**INFORMATION GIVEN**
* * * *

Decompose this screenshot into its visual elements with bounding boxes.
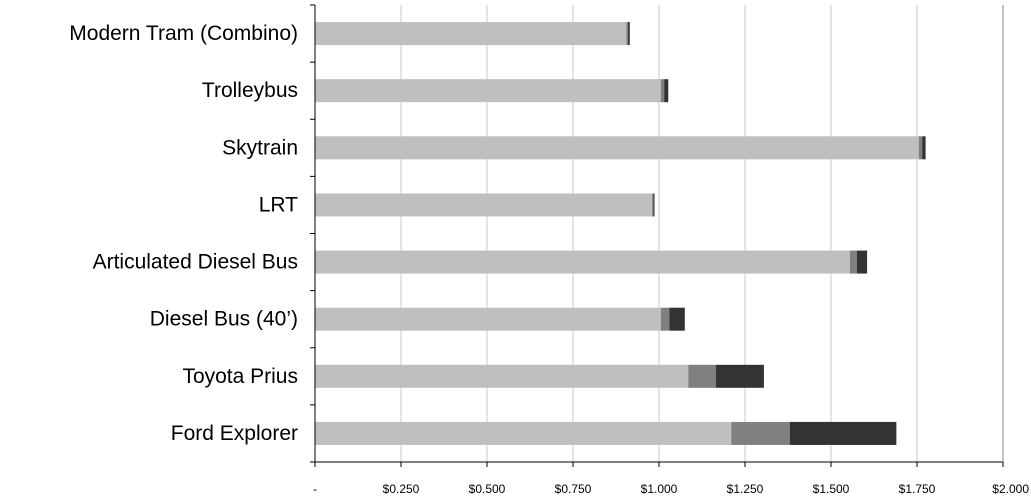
bar-segment-2 [652,193,654,217]
category-label: Modern Tram (Combino) [69,22,298,45]
bar-segment-1 [315,193,653,217]
category-label: Toyota Prius [182,365,298,388]
bar-segment-3 [653,193,655,217]
bar-segment-2 [849,250,857,274]
category-label: LRT [259,193,298,216]
x-tick-label: $0.500 [469,482,506,496]
bar-segment-1 [315,22,627,46]
category-label: Trolleybus [202,79,298,102]
bars [315,22,926,445]
bar-segment-3 [669,307,685,331]
bar-segment-1 [315,136,919,160]
x-tick-label: $0.250 [383,482,420,496]
x-tick-label: $1.250 [727,482,764,496]
x-tick-label: $1.000 [641,482,678,496]
bar-segment-3 [789,421,897,445]
bar-segment-1 [315,250,850,274]
bar-segment-2 [660,307,670,331]
bar-segment-1 [315,364,689,388]
x-tick-labels: - $0.250 $0.500 $0.750 $1.000 $1.250 $1.500 $1.… [313,482,1029,496]
category-label: Articulated Diesel Bus [93,251,298,274]
bar-segment-3 [664,79,669,103]
bar-segment-1 [315,421,732,445]
bar-segment-1 [315,79,661,103]
category-label: Ford Explorer [171,422,298,445]
bar-segment-3 [628,22,630,46]
x-tick-label: $1.750 [899,482,936,496]
x-tick-label: $1.500 [813,482,850,496]
gridlines [400,5,1004,462]
x-tick-label: - [313,482,317,496]
bar-segment-2 [731,421,790,445]
category-label: Skytrain [222,136,298,159]
bar-segment-3 [922,136,926,160]
axes [310,4,1004,467]
bar-segment-2 [660,79,665,103]
bar-segment-2 [626,22,629,46]
category-label: Diesel Bus (40’) [150,308,298,331]
x-tick-label: $0.750 [555,482,592,496]
category-labels: Modern Tram (Combino) Trolleybus Skytrain L… [69,22,298,445]
x-tick-label: $2.000 [992,482,1029,496]
bar-segment-1 [315,307,661,331]
bar-segment-3 [856,250,868,274]
bar-segment-3 [715,364,764,388]
bar-segment-2 [688,364,716,388]
bar-segment-2 [918,136,923,160]
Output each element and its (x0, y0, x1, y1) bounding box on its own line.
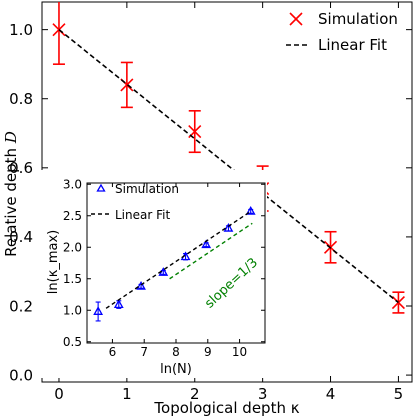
inset-x-axis-label-text: ln(N) (160, 362, 192, 377)
main-y-tick-label: 0.4 (9, 228, 33, 246)
inset-chart: 6 7 8 9 10 0.5 1.0 1.5 2.0 2.5 3.0 ln(N) ln(κ_max… (38, 170, 267, 378)
main-series-linear-fit-line (58, 29, 399, 304)
main-x-tick-label: 0 (54, 385, 64, 403)
inset-x-tick-label: 8 (172, 345, 180, 359)
inset-legend-label-simulation: Simulation (115, 182, 179, 196)
main-x-tick-label: 1 (122, 385, 132, 403)
inset-series (93, 206, 256, 322)
main-x-axis-label: Topological depth κ (153, 399, 299, 417)
main-x-ticks: 0 1 2 3 4 5 (54, 2, 403, 403)
inset-x-ticks: 6 7 8 9 10 (109, 183, 247, 359)
inset-y-tick-label: 2.0 (63, 240, 82, 254)
main-x-tick-label: 4 (326, 385, 336, 403)
inset-series-simulation-point (201, 239, 212, 249)
inset-y-tick-label: 0.5 (63, 335, 82, 349)
main-series (52, 2, 405, 314)
inset-x-tick-label: 6 (109, 345, 117, 359)
main-x-tick-label: 3 (258, 385, 268, 403)
inset-y-tick-label: 3.0 (63, 177, 82, 191)
main-y-axis-label: Relative depth D (2, 131, 20, 257)
inset-series-simulation-point (113, 299, 124, 309)
inset-series-linear-fit-line (105, 210, 252, 309)
inset-y-tick-label: 2.5 (63, 209, 82, 223)
inset-y-ticks: 0.5 1.0 1.5 2.0 2.5 3.0 (63, 177, 265, 349)
inset-y-axis-label: ln(κ_max) (46, 230, 61, 294)
main-y-tick-label: 0.6 (9, 159, 33, 177)
inset-series-simulation-point (136, 280, 146, 290)
inset-legend: Simulation Linear Fit (91, 182, 179, 222)
main-y-tick-label: 0.2 (9, 297, 33, 315)
main-legend-label-fit: Linear Fit (318, 36, 387, 54)
main-legend-label-simulation: Simulation (318, 10, 398, 28)
main-y-axis-label-symbol: D (2, 131, 20, 144)
inset-x-tick-label: 9 (204, 345, 212, 359)
main-x-tick-label: 5 (394, 385, 404, 403)
inset-legend-marker-simulation (96, 183, 106, 192)
inset-x-tick-label: 10 (232, 345, 247, 359)
main-y-tick-label: 1.0 (9, 21, 33, 39)
main-legend: Simulation Linear Fit (286, 10, 398, 54)
inset-x-axis-label: ln(N) (160, 362, 192, 377)
main-x-tick-label: 2 (190, 385, 200, 403)
inset-y-tick-label: 1.5 (63, 272, 82, 286)
inset-series-simulation-point (223, 223, 234, 232)
main-y-axis-label-text: Relative depth (2, 143, 20, 257)
inset-y-tick-label: 1.0 (63, 303, 82, 317)
main-y-tick-label: 0.8 (9, 90, 33, 108)
inset-series-simulation-point (245, 206, 256, 215)
inset-series-simulation-point (93, 306, 104, 315)
inset-series-guide-2-line (169, 222, 253, 280)
inset-y-axis-label-text: ln(κ_max) (46, 230, 61, 294)
main-y-tick-label: 0.0 (9, 366, 33, 384)
main-series-simulation-point-stroke-b (120, 78, 134, 92)
main-legend-marker-simulation (289, 12, 303, 26)
inset-legend-label-fit: Linear Fit (115, 208, 170, 222)
inset-x-tick-label: 7 (140, 345, 148, 359)
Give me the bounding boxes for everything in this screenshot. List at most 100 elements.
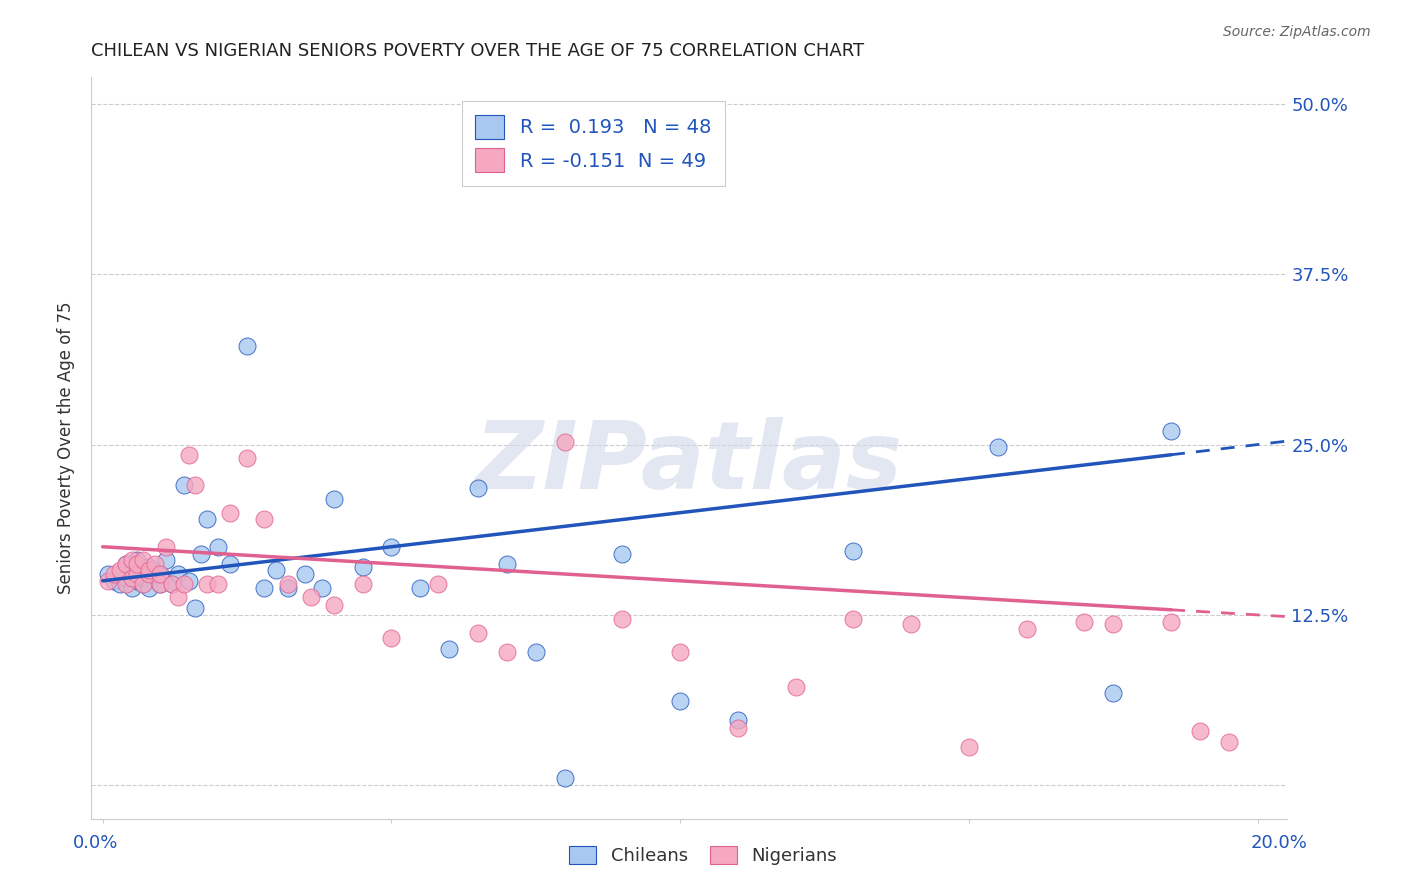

* * * *

**WHAT IS ASKED**
Retype all of the records above exactly, leaving out the pictures.

**WORKED ANSWER**
Decompose this screenshot into its visual elements with bounding boxes.
bar-segment-2 [652,193,654,217]
category-label: Modern Tram (Combino) [69,22,298,45]
bar-segment-1 [315,193,653,217]
category-label: Toyota Prius [182,365,298,388]
bar-segment-3 [653,193,655,217]
bar-segment-2 [849,250,857,274]
category-label: LRT [259,193,298,216]
x-tick-label: $0.500 [469,482,506,496]
bar-segment-1 [315,22,627,46]
category-label: Trolleybus [202,79,298,102]
bars [315,22,926,445]
bar-segment-3 [669,307,685,331]
bar-segment-1 [315,136,919,160]
x-tick-label: $0.250 [383,482,420,496]
x-tick-label: $1.250 [727,482,764,496]
x-tick-label: $1.000 [641,482,678,496]
bar-segment-3 [789,421,897,445]
bar-segment-1 [315,250,850,274]
bar-segment-2 [660,307,670,331]
bar-segment-1 [315,364,689,388]
x-tick-labels: - $0.250 $0.500 $0.750 $1.000 $1.250 $1.500 $1.… [313,482,1029,496]
category-label: Articulated Diesel Bus [93,251,298,274]
bar-segment-3 [664,79,669,103]
bar-segment-1 [315,421,732,445]
bar-segment-1 [315,79,661,103]
category-label: Ford Explorer [171,422,298,445]
bar-segment-3 [628,22,630,46]
x-tick-label: $1.750 [899,482,936,496]
x-tick-label: $1.500 [813,482,850,496]
gridlines [400,5,1004,462]
x-tick-label: - [313,482,317,496]
bar-segment-2 [731,421,790,445]
category-label: Skytrain [222,136,298,159]
bar-segment-3 [922,136,926,160]
axes [310,4,1004,467]
bar-segment-2 [660,79,665,103]
bar-segment-2 [626,22,629,46]
category-label: Diesel Bus (40’) [150,308,298,331]
x-tick-label: $0.750 [555,482,592,496]
category-labels: Modern Tram (Combino) Trolleybus Skytrain L… [69,22,298,445]
x-tick-label: $2.000 [992,482,1029,496]
bar-segment-1 [315,307,661,331]
bar-segment-3 [856,250,868,274]
bar-segment-3 [715,364,764,388]
bar-segment-2 [688,364,716,388]
bar-segment-2 [918,136,923,160]
Output each element and its (x0, y0, x1, y1) bounding box on its own line.
inset-x-axis-label-text: ln(N) (160, 362, 192, 377)
main-y-tick-label: 0.4 (9, 228, 33, 246)
inset-chart: 6 7 8 9 10 0.5 1.0 1.5 2.0 2.5 3.0 ln(N) ln(κ_max… (38, 170, 267, 378)
main-series-linear-fit-line (58, 29, 399, 304)
main-x-tick-label: 0 (54, 385, 64, 403)
inset-x-tick-label: 8 (172, 345, 180, 359)
inset-legend-label-simulation: Simulation (115, 182, 179, 196)
main-x-tick-label: 1 (122, 385, 132, 403)
inset-series (93, 206, 256, 322)
main-x-axis-label: Topological depth κ (153, 399, 299, 417)
main-x-ticks: 0 1 2 3 4 5 (54, 2, 403, 403)
inset-x-ticks: 6 7 8 9 10 (109, 183, 247, 359)
inset-y-tick-label: 2.0 (63, 240, 82, 254)
main-x-tick-label: 4 (326, 385, 336, 403)
inset-series-simulation-point (201, 239, 212, 249)
inset-y-tick-label: 0.5 (63, 335, 82, 349)
main-series (52, 2, 405, 314)
inset-x-tick-label: 6 (109, 345, 117, 359)
main-x-tick-label: 3 (258, 385, 268, 403)
inset-y-tick-label: 3.0 (63, 177, 82, 191)
main-y-axis-label: Relative depth D (2, 131, 20, 257)
inset-series-simulation-point (113, 299, 124, 309)
inset-series-linear-fit-line (105, 210, 252, 309)
inset-y-tick-label: 2.5 (63, 209, 82, 223)
inset-y-ticks: 0.5 1.0 1.5 2.0 2.5 3.0 (63, 177, 265, 349)
inset-y-axis-label: ln(κ_max) (46, 230, 61, 294)
main-y-tick-label: 0.6 (9, 159, 33, 177)
inset-series-simulation-point (136, 280, 146, 290)
inset-legend: Simulation Linear Fit (91, 182, 179, 222)
main-y-tick-label: 0.2 (9, 297, 33, 315)
main-legend-label-fit: Linear Fit (318, 36, 387, 54)
main-legend-label-simulation: Simulation (318, 10, 398, 28)
main-y-axis-label-symbol: D (2, 131, 20, 144)
inset-x-tick-label: 9 (204, 345, 212, 359)
main-x-tick-label: 5 (394, 385, 404, 403)
inset-legend-marker-simulation (96, 183, 106, 192)
inset-x-tick-label: 10 (232, 345, 247, 359)
main-y-tick-label: 1.0 (9, 21, 33, 39)
main-legend: Simulation Linear Fit (286, 10, 398, 54)
inset-x-axis-label: ln(N) (160, 362, 192, 377)
main-x-tick-label: 2 (190, 385, 200, 403)
inset-y-tick-label: 1.5 (63, 272, 82, 286)
inset-series-simulation-point (223, 223, 234, 232)
main-y-axis-label-text: Relative depth (2, 143, 20, 257)
inset-y-tick-label: 1.0 (63, 303, 82, 317)
main-y-tick-label: 0.8 (9, 90, 33, 108)
inset-series-simulation-point (245, 206, 256, 215)
inset-series-simulation-point (93, 306, 104, 315)
inset-series-guide-2-line (169, 222, 253, 280)
inset-y-axis-label-text: ln(κ_max) (46, 230, 61, 294)
main-y-tick-label: 0.0 (9, 366, 33, 384)
main-series-simulation-point-stroke-b (120, 78, 134, 92)
main-legend-marker-simulation (289, 12, 303, 26)
inset-legend-label-fit: Linear Fit (115, 208, 170, 222)
inset-x-tick-label: 7 (140, 345, 148, 359)
Give me the bounding boxes for everything in this screenshot. List at most 100 elements.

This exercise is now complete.